■ The task ■
Present the following data again exactly as it is shown.

### Given records ###

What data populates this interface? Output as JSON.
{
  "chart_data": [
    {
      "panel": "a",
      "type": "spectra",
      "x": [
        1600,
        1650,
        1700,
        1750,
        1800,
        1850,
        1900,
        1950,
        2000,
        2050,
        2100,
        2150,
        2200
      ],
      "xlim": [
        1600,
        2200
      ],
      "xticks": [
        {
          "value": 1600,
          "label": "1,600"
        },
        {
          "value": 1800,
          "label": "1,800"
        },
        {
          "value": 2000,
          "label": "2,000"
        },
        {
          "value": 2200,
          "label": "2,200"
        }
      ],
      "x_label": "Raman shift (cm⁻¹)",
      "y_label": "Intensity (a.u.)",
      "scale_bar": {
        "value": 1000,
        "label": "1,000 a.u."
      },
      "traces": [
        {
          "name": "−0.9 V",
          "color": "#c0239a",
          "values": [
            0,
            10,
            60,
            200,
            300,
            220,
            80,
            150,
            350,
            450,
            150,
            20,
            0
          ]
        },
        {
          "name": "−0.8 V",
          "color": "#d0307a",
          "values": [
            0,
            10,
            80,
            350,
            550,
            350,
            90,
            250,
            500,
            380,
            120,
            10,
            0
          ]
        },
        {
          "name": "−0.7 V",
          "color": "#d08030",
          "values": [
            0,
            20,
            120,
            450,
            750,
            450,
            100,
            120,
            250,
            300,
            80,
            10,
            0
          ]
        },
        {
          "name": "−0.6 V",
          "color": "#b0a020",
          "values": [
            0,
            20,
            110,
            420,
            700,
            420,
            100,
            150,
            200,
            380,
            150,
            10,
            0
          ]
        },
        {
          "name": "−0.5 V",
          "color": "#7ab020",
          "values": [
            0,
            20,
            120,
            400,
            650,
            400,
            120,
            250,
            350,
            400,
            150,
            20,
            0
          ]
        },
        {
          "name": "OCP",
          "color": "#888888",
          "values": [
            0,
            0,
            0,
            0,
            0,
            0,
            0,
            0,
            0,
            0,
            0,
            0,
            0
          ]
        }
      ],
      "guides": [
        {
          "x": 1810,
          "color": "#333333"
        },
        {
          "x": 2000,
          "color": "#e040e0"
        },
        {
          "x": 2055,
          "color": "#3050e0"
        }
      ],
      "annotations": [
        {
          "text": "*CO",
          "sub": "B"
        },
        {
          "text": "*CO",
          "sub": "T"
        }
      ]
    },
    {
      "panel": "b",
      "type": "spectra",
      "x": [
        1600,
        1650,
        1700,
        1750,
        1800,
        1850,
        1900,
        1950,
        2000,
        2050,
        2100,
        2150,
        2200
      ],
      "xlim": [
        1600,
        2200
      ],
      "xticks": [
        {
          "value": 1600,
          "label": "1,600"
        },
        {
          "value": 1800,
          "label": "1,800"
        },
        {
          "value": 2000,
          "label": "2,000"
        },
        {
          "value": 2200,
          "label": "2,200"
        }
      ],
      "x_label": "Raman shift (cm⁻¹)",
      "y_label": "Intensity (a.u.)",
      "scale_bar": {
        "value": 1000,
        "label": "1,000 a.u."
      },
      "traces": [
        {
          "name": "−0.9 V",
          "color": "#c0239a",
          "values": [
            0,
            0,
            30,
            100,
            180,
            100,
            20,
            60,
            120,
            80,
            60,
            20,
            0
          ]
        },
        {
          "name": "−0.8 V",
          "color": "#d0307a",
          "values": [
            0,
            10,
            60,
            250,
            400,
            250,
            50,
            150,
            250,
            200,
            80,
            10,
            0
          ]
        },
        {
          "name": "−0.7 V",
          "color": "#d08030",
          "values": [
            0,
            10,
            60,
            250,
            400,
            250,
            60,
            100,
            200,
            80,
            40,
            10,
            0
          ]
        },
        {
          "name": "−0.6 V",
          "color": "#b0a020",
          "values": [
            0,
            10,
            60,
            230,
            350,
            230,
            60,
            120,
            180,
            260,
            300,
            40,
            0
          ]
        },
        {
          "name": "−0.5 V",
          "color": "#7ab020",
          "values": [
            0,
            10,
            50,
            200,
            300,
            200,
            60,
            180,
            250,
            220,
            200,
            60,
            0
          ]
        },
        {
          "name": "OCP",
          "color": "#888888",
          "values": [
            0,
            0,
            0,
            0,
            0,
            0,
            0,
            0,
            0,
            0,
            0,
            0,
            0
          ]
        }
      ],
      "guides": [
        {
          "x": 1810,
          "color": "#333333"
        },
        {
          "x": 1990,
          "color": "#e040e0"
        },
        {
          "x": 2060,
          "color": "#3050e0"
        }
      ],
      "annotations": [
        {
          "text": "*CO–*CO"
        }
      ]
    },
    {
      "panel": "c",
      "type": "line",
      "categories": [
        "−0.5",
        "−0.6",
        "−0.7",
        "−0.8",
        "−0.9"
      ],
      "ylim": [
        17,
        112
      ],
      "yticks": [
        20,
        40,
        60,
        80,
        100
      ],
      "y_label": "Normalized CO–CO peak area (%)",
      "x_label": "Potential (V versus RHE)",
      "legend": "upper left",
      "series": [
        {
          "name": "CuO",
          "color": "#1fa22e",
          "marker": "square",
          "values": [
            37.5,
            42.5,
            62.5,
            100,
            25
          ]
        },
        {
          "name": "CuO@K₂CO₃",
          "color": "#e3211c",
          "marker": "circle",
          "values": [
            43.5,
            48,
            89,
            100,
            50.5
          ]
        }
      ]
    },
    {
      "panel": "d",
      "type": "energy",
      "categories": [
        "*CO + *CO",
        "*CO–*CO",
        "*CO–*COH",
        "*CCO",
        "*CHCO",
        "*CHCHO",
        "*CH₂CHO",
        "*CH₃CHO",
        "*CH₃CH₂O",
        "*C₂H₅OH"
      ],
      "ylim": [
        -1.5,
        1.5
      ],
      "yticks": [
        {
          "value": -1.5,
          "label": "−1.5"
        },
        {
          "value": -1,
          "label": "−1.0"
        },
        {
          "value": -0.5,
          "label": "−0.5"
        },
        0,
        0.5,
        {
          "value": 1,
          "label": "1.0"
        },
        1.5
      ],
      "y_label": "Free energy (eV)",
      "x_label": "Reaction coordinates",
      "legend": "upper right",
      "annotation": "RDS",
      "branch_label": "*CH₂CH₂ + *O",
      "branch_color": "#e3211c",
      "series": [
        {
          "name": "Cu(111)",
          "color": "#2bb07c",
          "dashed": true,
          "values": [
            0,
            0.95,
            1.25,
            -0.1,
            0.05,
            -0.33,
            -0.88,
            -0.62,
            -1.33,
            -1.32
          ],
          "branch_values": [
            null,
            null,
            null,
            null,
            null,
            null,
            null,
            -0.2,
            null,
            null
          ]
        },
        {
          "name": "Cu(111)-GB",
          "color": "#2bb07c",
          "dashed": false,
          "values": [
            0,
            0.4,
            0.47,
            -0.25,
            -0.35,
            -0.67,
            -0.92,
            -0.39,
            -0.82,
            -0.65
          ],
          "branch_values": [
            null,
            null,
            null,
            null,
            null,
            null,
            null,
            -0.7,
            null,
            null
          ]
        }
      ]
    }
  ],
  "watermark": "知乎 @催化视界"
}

###

■ Answer for this exercise ■
What data populates this interface? Output as JSON.
{
  "chart_data": [
    {
      "panel": "a",
      "type": "spectra",
      "x": [
        1600,
        1650,
        1700,
        1750,
        1800,
        1850,
        1900,
        1950,
        2000,
        2050,
        2100,
        2150,
        2200
      ],
      "xlim": [
        1600,
        2200
      ],
      "xticks": [
        {
          "value": 1600,
          "label": "1,600"
        },
        {
          "value": 1800,
          "label": "1,800"
        },
        {
          "value": 2000,
          "label": "2,000"
        },
        {
          "value": 2200,
          "label": "2,200"
        }
      ],
      "x_label": "Raman shift (cm⁻¹)",
      "y_label": "Intensity (a.u.)",
      "scale_bar": {
        "value": 1000,
        "label": "1,000 a.u."
      },
      "traces": [
        {
          "name": "−0.9 V",
          "color": "#c0239a",
          "values": [
            0,
            10,
            60,
            200,
            300,
            220,
            80,
            150,
            350,
            450,
            150,
            20,
            0
          ]
        },
        {
          "name": "−0.8 V",
          "color": "#d0307a",
          "values": [
            0,
            10,
            80,
            350,
            550,
            350,
            90,
            250,
            500,
            380,
            120,
            10,
            0
          ]
        },
        {
          "name": "−0.7 V",
          "color": "#d08030",
          "values": [
            0,
            20,
            120,
            450,
            750,
            450,
            100,
            120,
            250,
            300,
            80,
            10,
            0
          ]
        },
        {
          "name": "−0.6 V",
          "color": "#b0a020",
          "values": [
            0,
            20,
            110,
            420,
            700,
            420,
            100,
            150,
            200,
            380,
            150,
            10,
            0
          ]
        },
        {
          "name": "−0.5 V",
          "color": "#7ab020",
          "values": [
            0,
            20,
            120,
            400,
            650,
            400,
            120,
            250,
            350,
            400,
            150,
            20,
            0
          ]
        },
        {
          "name": "OCP",
          "color": "#888888",
          "values": [
            0,
            0,
            0,
            0,
            0,
            0,
            0,
            0,
            0,
            0,
            0,
            0,
            0
          ]
        }
      ],
      "guides": [
        {
          "x": 1810,
          "color": "#333333"
        },
        {
          "x": 2000,
          "color": "#e040e0"
        },
        {
          "x": 2055,
          "color": "#3050e0"
        }
      ],
      "annotations": [
        {
          "text": "*CO",
          "sub": "B"
        },
        {
          "text": "*CO",
          "sub": "T"
        }
      ]
    },
    {
      "panel": "b",
      "type": "spectra",
      "x": [
        1600,
        1650,
        1700,
        1750,
        1800,
        1850,
        1900,
        1950,
        2000,
        2050,
        2100,
        2150,
        2200
      ],
      "xlim": [
        1600,
        2200
      ],
      "xticks": [
        {
          "value": 1600,
          "label": "1,600"
        },
        {
          "value": 1800,
          "label": "1,800"
        },
        {
          "value": 2000,
          "label": "2,000"
        },
        {
          "value": 2200,
          "label": "2,200"
        }
      ],
      "x_label": "Raman shift (cm⁻¹)",
      "y_label": "Intensity (a.u.)",
      "scale_bar": {
        "value": 1000,
        "label": "1,000 a.u."
      },
      "traces": [
        {
          "name": "−0.9 V",
          "color": "#c0239a",
          "values": [
            0,
            0,
            30,
            100,
            180,
            100,
            20,
            60,
            120,
            80,
            60,
            20,
            0
          ]
        },
        {
          "name": "−0.8 V",
          "color": "#d0307a",
          "values": [
            0,
            10,
            60,
            250,
            400,
            250,
            50,
            150,
            250,
            200,
            80,
            10,
            0
          ]
        },
        {
          "name": "−0.7 V",
          "color": "#d08030",
          "values": [
            0,
            10,
            60,
            250,
            400,
            250,
            60,
            100,
            200,
            80,
            40,
            10,
            0
          ]
        },
        {
          "name": "−0.6 V",
          "color": "#b0a020",
          "values": [
            0,
            10,
            60,
            230,
            350,
            230,
            60,
            120,
            180,
            260,
            300,
            40,
            0
          ]
        },
        {
          "name": "−0.5 V",
          "color": "#7ab020",
          "values": [
            0,
            10,
            50,
            200,
            300,
            200,
            60,
            180,
            250,
            220,
            200,
            60,
            0
          ]
        },
        {
          "name": "OCP",
          "color": "#888888",
          "values": [
            0,
            0,
            0,
            0,
            0,
            0,
            0,
            0,
            0,
            0,
            0,
            0,
            0
          ]
        }
      ],
      "guides": [
        {
          "x": 1810,
          "color": "#333333"
        },
        {
          "x": 1990,
          "color": "#e040e0"
        },
        {
          "x": 2060,
          "color": "#3050e0"
        }
      ],
      "annotations": [
        {
          "text": "*CO–*CO"
        }
      ]
    },
    {
      "panel": "c",
      "type": "line",
      "categories": [
        "−0.5",
        "−0.6",
        "−0.7",
        "−0.8",
        "−0.9"
      ],
      "ylim": [
        17,
        112
      ],
      "yticks": [
        20,
        40,
        60,
        80,
        100
      ],
      "y_label": "Normalized CO–CO peak area (%)",
      "x_label": "Potential (V versus RHE)",
      "legend": "upper left",
      "series": [
        {
          "name": "CuO",
          "color": "#1fa22e",
          "marker": "square",
          "values": [
            37.5,
            42.5,
            62.5,
            100,
            25
          ]
        },
        {
          "name": "CuO@K₂CO₃",
          "color": "#e3211c",
          "marker": "circle",
          "values": [
            43.5,
            48,
            89,
            100,
            50.5
          ]
        }
      ]
    },
    {
      "panel": "d",
      "type": "energy",
      "categories": [
        "*CO + *CO",
        "*CO–*CO",
        "*CO–*COH",
        "*CCO",
        "*CHCO",
        "*CHCHO",
        "*CH₂CHO",
        "*CH₃CHO",
        "*CH₃CH₂O",
        "*C₂H₅OH"
      ],
      "ylim": [
        -1.5,
        1.5
      ],
      "yticks": [
        {
          "value": -1.5,
          "label": "−1.5"
        },
        {
          "value": -1,
          "label": "−1.0"
        },
        {
          "value": -0.5,
          "label": "−0.5"
        },
        0,
        0.5,
        {
          "value": 1,
          "label": "1.0"
        },
        1.5
      ],
      "y_label": "Free energy (eV)",
      "x_label": "Reaction coordinates",
      "legend": "upper right",
      "annotation": "RDS",
      "branch_label": "*CH₂CH₂ + *O",
      "branch_color": "#e3211c",
      "series": [
        {
          "name": "Cu(111)",
          "color": "#2bb07c",
          "dashed": true,
          "values": [
            0,
            0.95,
            1.25,
            -0.1,
            0.05,
            -0.33,
            -0.88,
            -0.62,
            -1.33,
            -1.32
          ],
          "branch_values": [
            null,
            null,
            null,
            null,
            null,
            null,
            null,
            -0.2,
            null,
            null
          ]
        },
        {
          "name": "Cu(111)-GB",
          "color": "#2bb07c",
          "dashed": false,
          "values": [
            0,
            0.4,
            0.47,
            -0.25,
            -0.35,
            -0.67,
            -0.92,
            -0.39,
            -0.82,
            -0.65
          ],
          "branch_values": [
            null,
            null,
            null,
            null,
            null,
            null,
            null,
            -0.7,
            null,
            null
          ]
        }
      ]
    }
  ],
  "watermark": "知乎 @催化视界"
}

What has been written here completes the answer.